Collected data:
....
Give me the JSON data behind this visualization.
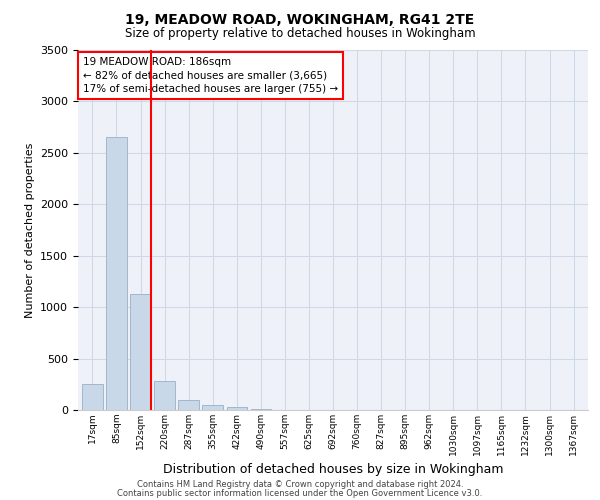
{
  "title1": "19, MEADOW ROAD, WOKINGHAM, RG41 2TE",
  "title2": "Size of property relative to detached houses in Wokingham",
  "xlabel": "Distribution of detached houses by size in Wokingham",
  "ylabel": "Number of detached properties",
  "categories": [
    "17sqm",
    "85sqm",
    "152sqm",
    "220sqm",
    "287sqm",
    "355sqm",
    "422sqm",
    "490sqm",
    "557sqm",
    "625sqm",
    "692sqm",
    "760sqm",
    "827sqm",
    "895sqm",
    "962sqm",
    "1030sqm",
    "1097sqm",
    "1165sqm",
    "1232sqm",
    "1300sqm",
    "1367sqm"
  ],
  "values": [
    250,
    2650,
    1130,
    280,
    100,
    50,
    30,
    5,
    0,
    0,
    0,
    0,
    0,
    0,
    0,
    0,
    0,
    0,
    0,
    0,
    0
  ],
  "bar_color": "#c8d8e8",
  "bar_edge_color": "#a0b8cc",
  "grid_color": "#d0d8e8",
  "bg_color": "#eef2f8",
  "annotation_text": "19 MEADOW ROAD: 186sqm\n← 82% of detached houses are smaller (3,665)\n17% of semi-detached houses are larger (755) →",
  "annotation_box_color": "white",
  "annotation_box_edge": "red",
  "vline_color": "red",
  "vline_x_index": 2,
  "vline_x_offset": 0.425,
  "ylim": [
    0,
    3500
  ],
  "yticks": [
    0,
    500,
    1000,
    1500,
    2000,
    2500,
    3000,
    3500
  ],
  "footer1": "Contains HM Land Registry data © Crown copyright and database right 2024.",
  "footer2": "Contains public sector information licensed under the Open Government Licence v3.0."
}
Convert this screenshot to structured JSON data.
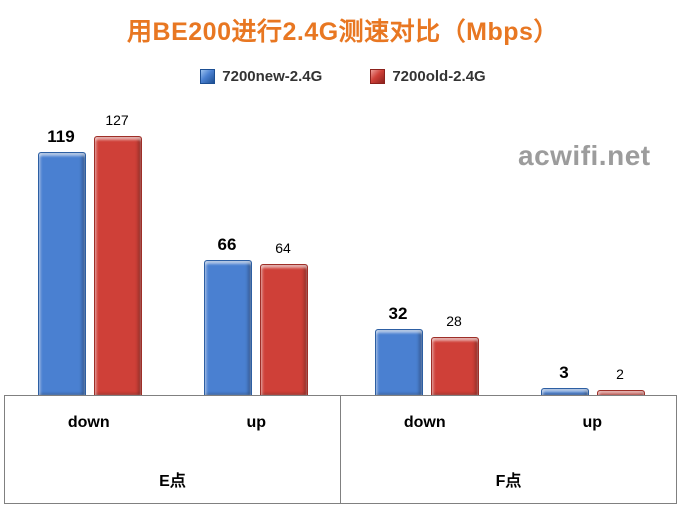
{
  "title": "用BE200进行2.4G测速对比（Mbps）",
  "watermark": "acwifi.net",
  "colors": {
    "title": "#e87722",
    "series_new": "#4a80d1",
    "series_old": "#cf4038",
    "axis_border": "#808080",
    "watermark": "#9c9c9c"
  },
  "chart_data": {
    "type": "bar",
    "title": "用BE200进行2.4G测速对比（Mbps）",
    "unit": "Mbps",
    "legend_position": "top",
    "gridlines": false,
    "ylim": [
      0,
      130
    ],
    "categories": [
      "E点 down",
      "E点 up",
      "F点 down",
      "F点 up"
    ],
    "groups": [
      {
        "label": "E点",
        "categories": [
          "down",
          "up"
        ]
      },
      {
        "label": "F点",
        "categories": [
          "down",
          "up"
        ]
      }
    ],
    "series": [
      {
        "name": "7200new-2.4G",
        "color": "#4a80d1",
        "values": [
          119,
          66,
          32,
          3
        ]
      },
      {
        "name": "7200old-2.4G",
        "color": "#cf4038",
        "values": [
          127,
          64,
          28,
          2
        ]
      }
    ]
  }
}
....
List all lines where "this" occurs.

Give me the JSON data behind this visualization.
Convert this screenshot to structured JSON data.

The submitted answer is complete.